» Recorded data:
□ □ □
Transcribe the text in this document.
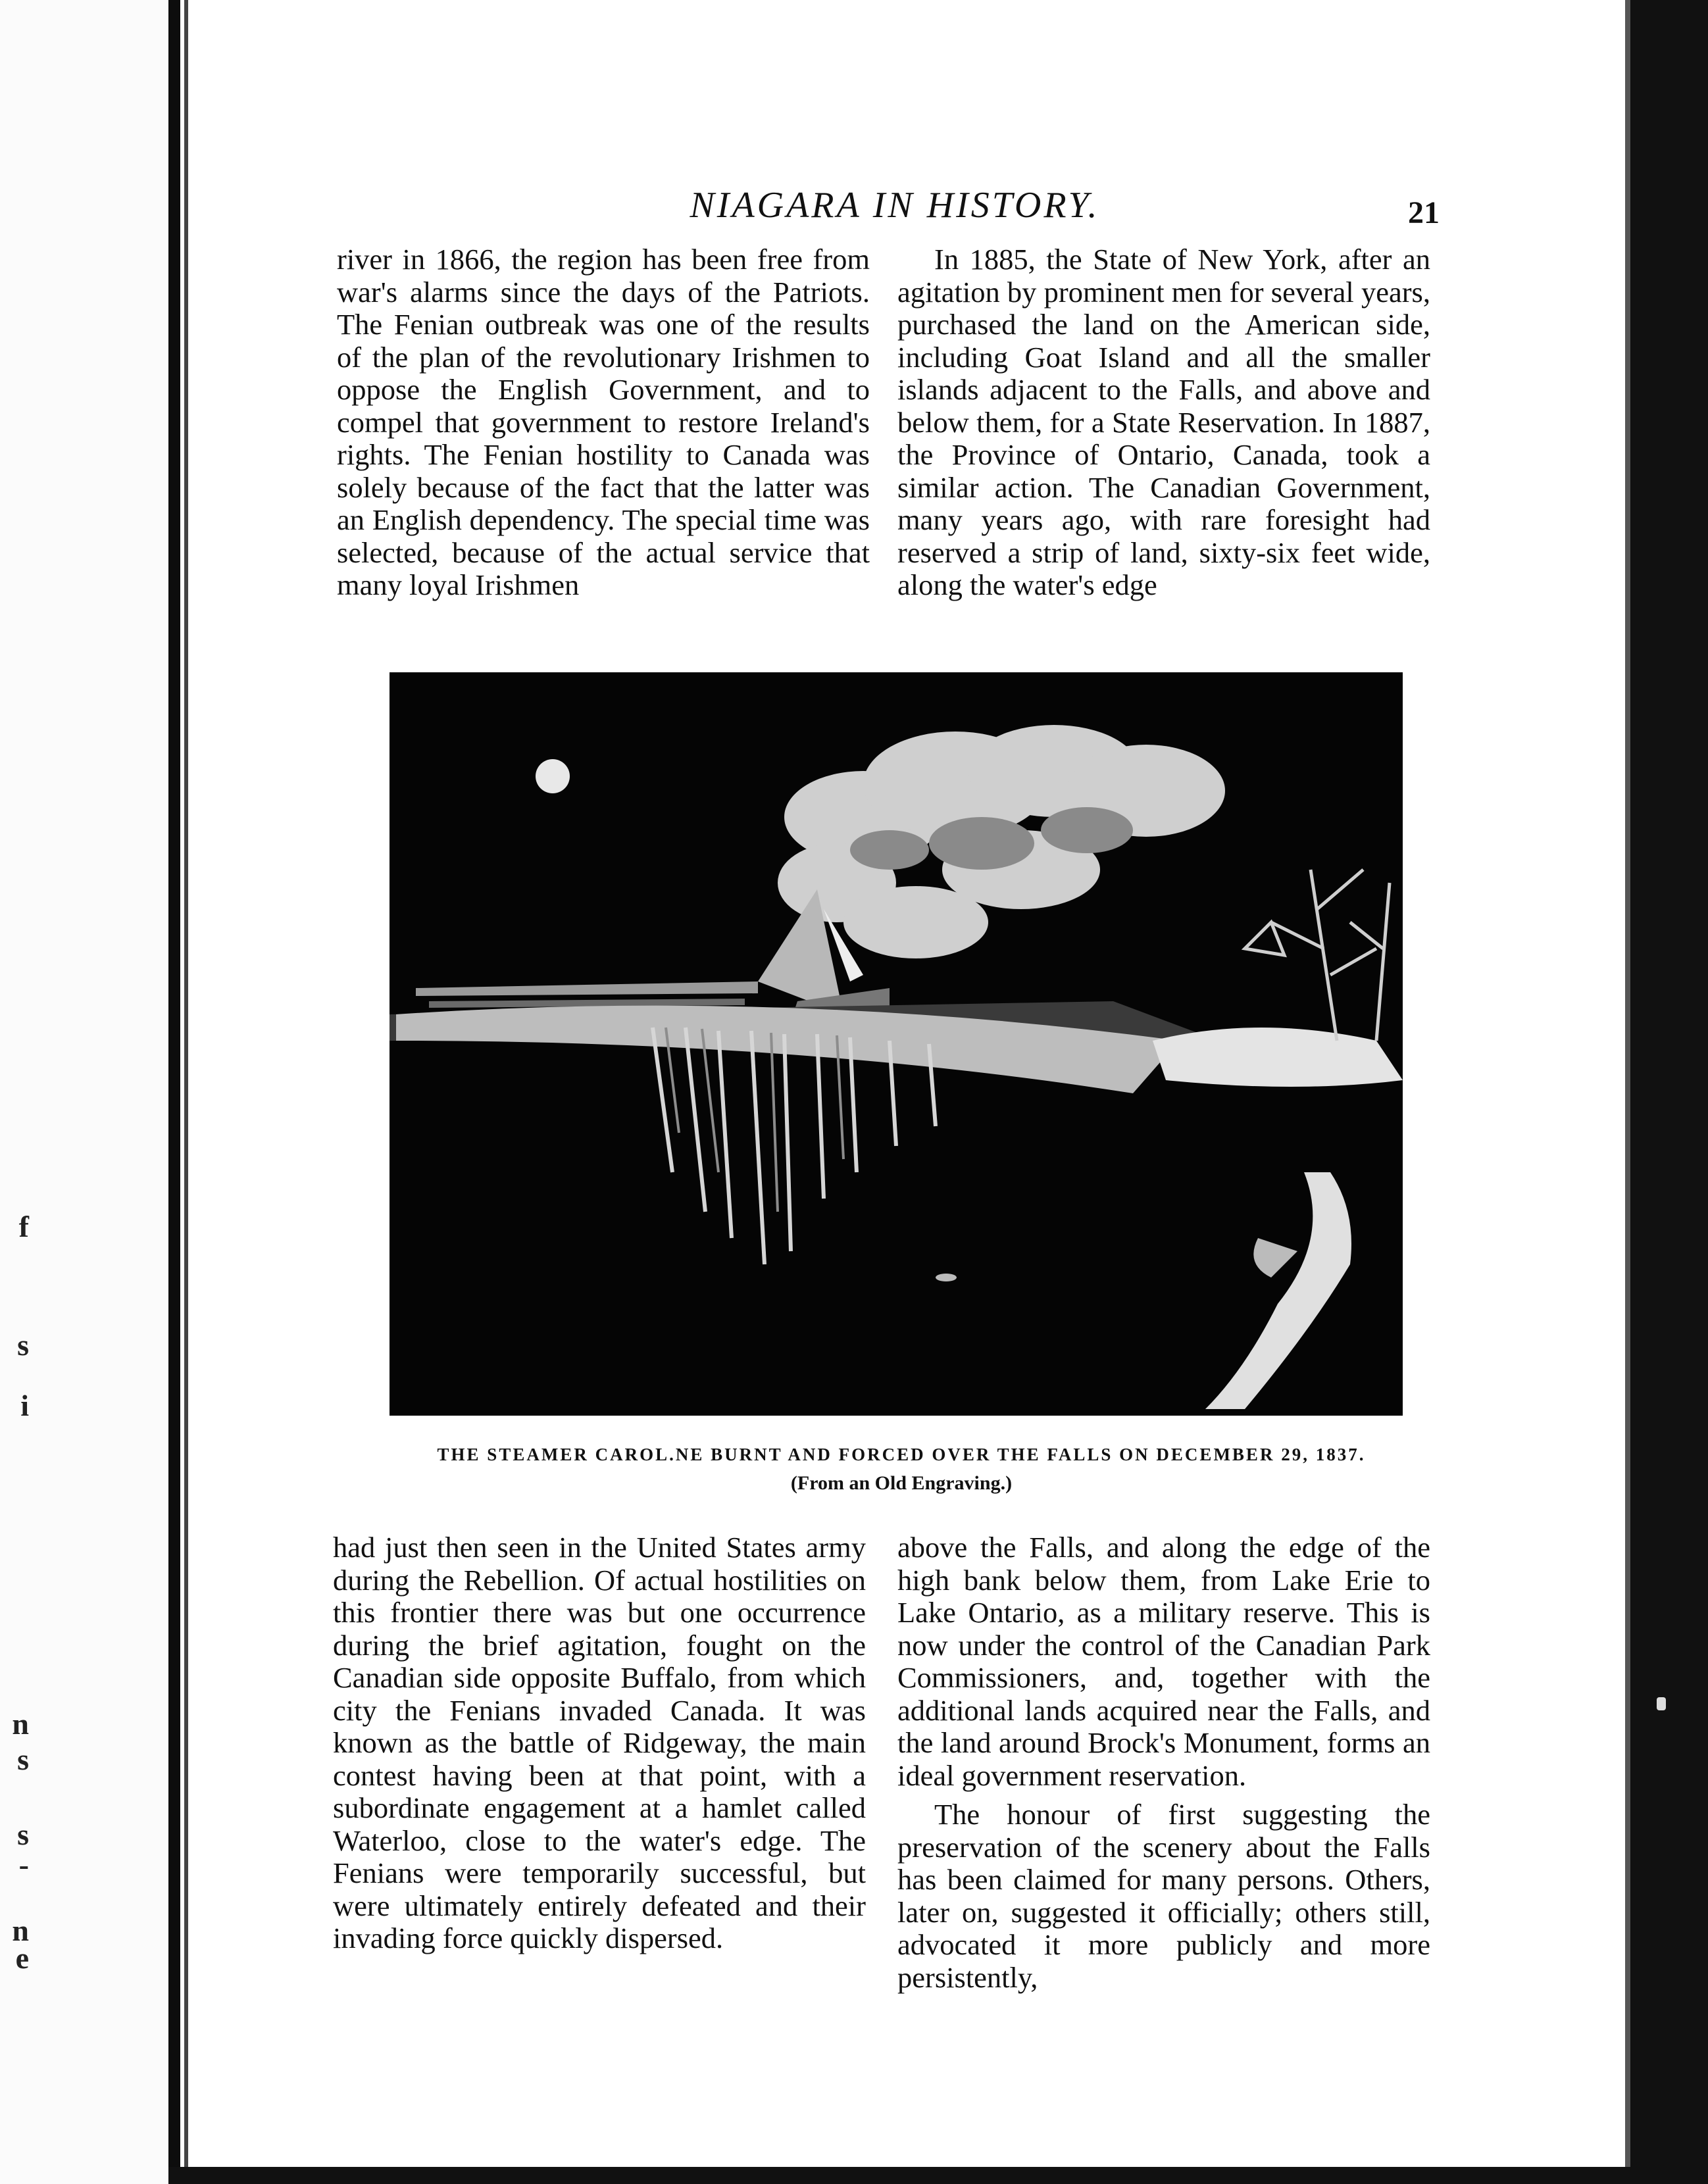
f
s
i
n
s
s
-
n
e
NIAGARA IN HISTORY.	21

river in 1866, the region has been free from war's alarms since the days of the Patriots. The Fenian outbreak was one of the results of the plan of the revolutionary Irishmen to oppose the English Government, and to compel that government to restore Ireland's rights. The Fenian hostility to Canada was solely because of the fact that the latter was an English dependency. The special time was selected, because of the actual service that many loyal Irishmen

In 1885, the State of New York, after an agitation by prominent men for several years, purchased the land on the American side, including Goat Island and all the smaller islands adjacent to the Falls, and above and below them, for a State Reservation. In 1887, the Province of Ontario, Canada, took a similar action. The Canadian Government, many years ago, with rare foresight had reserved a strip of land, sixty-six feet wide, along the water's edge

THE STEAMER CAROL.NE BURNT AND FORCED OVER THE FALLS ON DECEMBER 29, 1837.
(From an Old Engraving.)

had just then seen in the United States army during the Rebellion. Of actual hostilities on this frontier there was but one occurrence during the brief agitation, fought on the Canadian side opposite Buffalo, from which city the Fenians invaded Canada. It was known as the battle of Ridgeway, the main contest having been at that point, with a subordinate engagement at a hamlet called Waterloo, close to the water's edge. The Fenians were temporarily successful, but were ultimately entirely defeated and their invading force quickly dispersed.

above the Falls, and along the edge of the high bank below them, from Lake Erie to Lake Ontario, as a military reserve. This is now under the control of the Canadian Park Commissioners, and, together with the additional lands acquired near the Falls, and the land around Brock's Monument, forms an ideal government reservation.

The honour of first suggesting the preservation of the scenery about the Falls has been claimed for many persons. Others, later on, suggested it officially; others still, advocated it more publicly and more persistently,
□ □ □
» Task to complete:
Give an exact copy of the material, leaving out every picture.

» Solution for this task:
Transcribe the text in this document.
f
s
i
n
s
s
-
n
e
NIAGARA IN HISTORY.	21

river in 1866, the region has been free from war's alarms since the days of the Patriots. The Fenian outbreak was one of the results of the plan of the revolutionary Irishmen to oppose the English Government, and to compel that government to restore Ireland's rights. The Fenian hostility to Canada was solely because of the fact that the latter was an English dependency. The special time was selected, because of the actual service that many loyal Irishmen

In 1885, the State of New York, after an agitation by prominent men for several years, purchased the land on the American side, including Goat Island and all the smaller islands adjacent to the Falls, and above and below them, for a State Reservation. In 1887, the Province of Ontario, Canada, took a similar action. The Canadian Government, many years ago, with rare foresight had reserved a strip of land, sixty-six feet wide, along the water's edge

THE STEAMER CAROL.NE BURNT AND FORCED OVER THE FALLS ON DECEMBER 29, 1837.
(From an Old Engraving.)

had just then seen in the United States army during the Rebellion. Of actual hostilities on this frontier there was but one occurrence during the brief agitation, fought on the Canadian side opposite Buffalo, from which city the Fenians invaded Canada. It was known as the battle of Ridgeway, the main contest having been at that point, with a subordinate engagement at a hamlet called Waterloo, close to the water's edge. The Fenians were temporarily successful, but were ultimately entirely defeated and their invading force quickly dispersed.

above the Falls, and along the edge of the high bank below them, from Lake Erie to Lake Ontario, as a military reserve. This is now under the control of the Canadian Park Commissioners, and, together with the additional lands acquired near the Falls, and the land around Brock's Monument, forms an ideal government reservation.

The honour of first suggesting the preservation of the scenery about the Falls has been claimed for many persons. Others, later on, suggested it officially; others still, advocated it more publicly and more persistently,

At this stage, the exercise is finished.